ИСХОДНЫЙ ОТРЫВОК

1221 год. Великий князь владимирский Юрий Всеволодович направляет свои войска в землю ливов, осаждает Ригу; эсты снова поднимают всеобщее народное восстание. Война идет с переменным успехом. Ни Риги, ни Ревеля взять не удалось, отбить Вильянди тоже. Правда, у русских и эстов оставалась еще сильная крепость Юрьев, основанная два века назад Ярославом Мудрым.

1223 год. Прибалтика истекает кровью; и я не знаю, что это — слезы сосен или кровь людей запеклись и закаменели в красном прибалтийском янтаре…

Старейшины эстов снова прибыли, как пишет тот же немецкий хронист Генрих Латвийский, «в Руссию с деньгами и многими дарами попытаться, не удастся ли призвать королей русских на помощь против тевтонов и всех латинян».

Любознательный Читатель. Но ведь это был год, когда «короли русские» почти все полегли на Калке!

ИЗВЛЕЧЕННЫЕ ЗАПИСИ
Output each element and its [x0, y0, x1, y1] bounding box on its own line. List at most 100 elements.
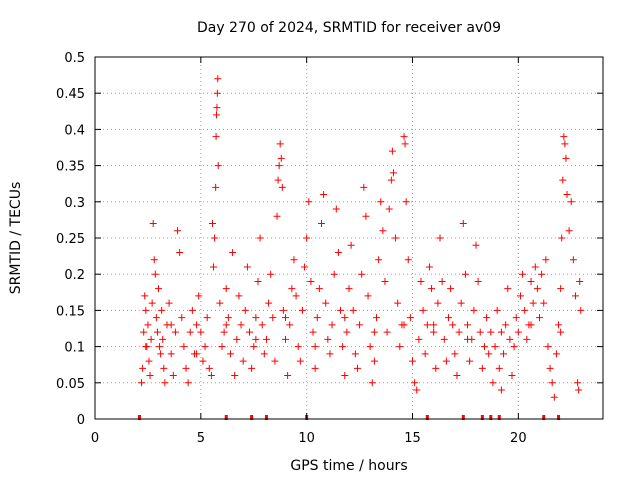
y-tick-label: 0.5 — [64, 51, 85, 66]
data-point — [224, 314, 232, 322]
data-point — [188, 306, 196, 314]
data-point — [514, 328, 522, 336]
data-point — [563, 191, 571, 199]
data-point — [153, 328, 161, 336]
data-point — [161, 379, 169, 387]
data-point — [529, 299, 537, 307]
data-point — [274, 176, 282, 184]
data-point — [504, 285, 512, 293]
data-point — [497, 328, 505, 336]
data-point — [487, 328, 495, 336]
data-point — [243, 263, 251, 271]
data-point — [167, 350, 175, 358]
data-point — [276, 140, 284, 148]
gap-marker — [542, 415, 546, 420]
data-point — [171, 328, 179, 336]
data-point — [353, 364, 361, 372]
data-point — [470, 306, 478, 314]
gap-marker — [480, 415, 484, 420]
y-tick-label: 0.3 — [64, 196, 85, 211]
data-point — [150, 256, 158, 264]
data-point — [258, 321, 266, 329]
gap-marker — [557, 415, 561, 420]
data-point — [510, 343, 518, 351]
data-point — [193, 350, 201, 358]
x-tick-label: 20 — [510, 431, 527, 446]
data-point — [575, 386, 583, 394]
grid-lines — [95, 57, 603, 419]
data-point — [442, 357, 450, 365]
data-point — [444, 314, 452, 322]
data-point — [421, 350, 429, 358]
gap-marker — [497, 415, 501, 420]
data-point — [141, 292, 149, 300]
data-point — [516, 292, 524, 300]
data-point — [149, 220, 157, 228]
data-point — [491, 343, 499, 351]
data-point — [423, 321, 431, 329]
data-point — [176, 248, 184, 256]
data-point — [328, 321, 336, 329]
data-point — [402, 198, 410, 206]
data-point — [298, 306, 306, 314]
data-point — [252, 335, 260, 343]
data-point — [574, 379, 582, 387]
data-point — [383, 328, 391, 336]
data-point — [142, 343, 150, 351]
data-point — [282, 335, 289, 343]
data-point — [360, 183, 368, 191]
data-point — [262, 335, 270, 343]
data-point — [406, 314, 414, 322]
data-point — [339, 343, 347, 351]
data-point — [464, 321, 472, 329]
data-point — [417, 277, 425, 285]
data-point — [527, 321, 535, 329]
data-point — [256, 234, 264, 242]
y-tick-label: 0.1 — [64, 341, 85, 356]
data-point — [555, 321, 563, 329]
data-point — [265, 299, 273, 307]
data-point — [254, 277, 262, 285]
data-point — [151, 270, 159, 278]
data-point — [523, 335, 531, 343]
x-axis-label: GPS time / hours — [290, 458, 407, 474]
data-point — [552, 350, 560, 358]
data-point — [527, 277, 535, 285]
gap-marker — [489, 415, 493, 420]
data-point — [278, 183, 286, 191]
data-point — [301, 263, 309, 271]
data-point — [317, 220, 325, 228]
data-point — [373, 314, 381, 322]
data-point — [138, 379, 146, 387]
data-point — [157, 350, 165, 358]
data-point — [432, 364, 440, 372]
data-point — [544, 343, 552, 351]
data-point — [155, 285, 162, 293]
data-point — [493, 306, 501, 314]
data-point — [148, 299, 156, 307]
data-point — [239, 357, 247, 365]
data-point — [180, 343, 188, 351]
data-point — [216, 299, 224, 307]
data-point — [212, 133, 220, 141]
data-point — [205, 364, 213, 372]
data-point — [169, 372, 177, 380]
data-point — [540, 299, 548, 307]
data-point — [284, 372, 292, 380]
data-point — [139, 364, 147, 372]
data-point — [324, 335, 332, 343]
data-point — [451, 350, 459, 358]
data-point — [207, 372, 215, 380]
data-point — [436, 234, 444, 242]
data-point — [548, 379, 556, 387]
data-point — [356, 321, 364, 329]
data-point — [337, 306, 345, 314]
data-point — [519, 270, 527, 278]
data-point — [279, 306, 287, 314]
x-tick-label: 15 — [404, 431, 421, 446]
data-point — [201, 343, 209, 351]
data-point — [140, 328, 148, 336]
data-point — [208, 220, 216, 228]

ЗАДАНИЯ
1. Объясните по отрывку о войне в Прибалтике, зачем в 1223 году старейшины эстов прибыли в Руссию с деньгами и многими дарами. Ответ должен занимать от одного до трех предложений.
2. Напишите продолжение отрывка о войне в Прибалтике, начиная сразу после его последней реплики.

ИТОГОВЫЕ ОТВЕТЫ
1. Старейшины эстов прибыли в Руссию, чтобы попытаться призвать «королей русских» на помощь против тевтонов и всех латинян.

2.
— Да. Именно в тот страшный год, как сообщает Ипатьевская летопись, «приде неслыханная рать, безбожные Моавитяне, рекомые Татарове». Об этом сообщили русским князьям половецкие гонцы и беженцы: «Аще не поможете нам, мы ныне изсечены быхом, а вы наутре изсечены будете». О битве на Калке мы еще вспомним, а пока отметим, что ни наступление врагов с запада, ни феодальная раздробленность, ни княжеские распри, ни сжатые сроки для всеобщей мобилизации не помешали сбору с обширных территорий русских войск, чтоб защитить восточных соседей от угрозы полного уничтожения, обезопасить свои земли, предотвратить союз неведомых грозных пришельцев с половцами. Великий князь киевский Мстислав послал гонцов ко всем русским князьям, в том числе к великому князю владимирскому Юрию: «Аще сим не поможем, и предадутся половцы татарам, то тяжчае ны будет», а сам «начата воинство велие совокупляти». На рубеж половецкой земли вышли князья и войска киевские, черниговские, смоленские, ростовские, галицкие, волынские, шумские, несвижские, путивльские, курские, трубчевские, дубровские, «друзи мнози князи» со своими дружинами, включая — по Татищеву — даже новгородское войско во главе с Михаилом Всеволодовичем, будущим князем черниговским и киевским… Слово «помощь» я выделил в подлинных текстах, чтобы облегчить любознательному читателю понимание событий.

— И предал общерусское дело только Юрий Всеволодович владимирский? А ведь его сильное войско, наверное, могло бы решить исход битвы на Калке…

— Возможно, только надо учесть, что орда никогда не принимала боя, если противник был многочисленнее, явно сильнее; она просто рассыпалась по степи. Однако Юрий никого не предавал и был даже неизвестным героем того тяжкого года.

— Ну, знаете!

— Знаю… В залесном княжестве Юрия, конечно, не ведали истинной мощи татар, их тактики степных сражений и вполне могли счесть новую восточную опасность вроде половецкой — рядовой и, можно сказать, привычной.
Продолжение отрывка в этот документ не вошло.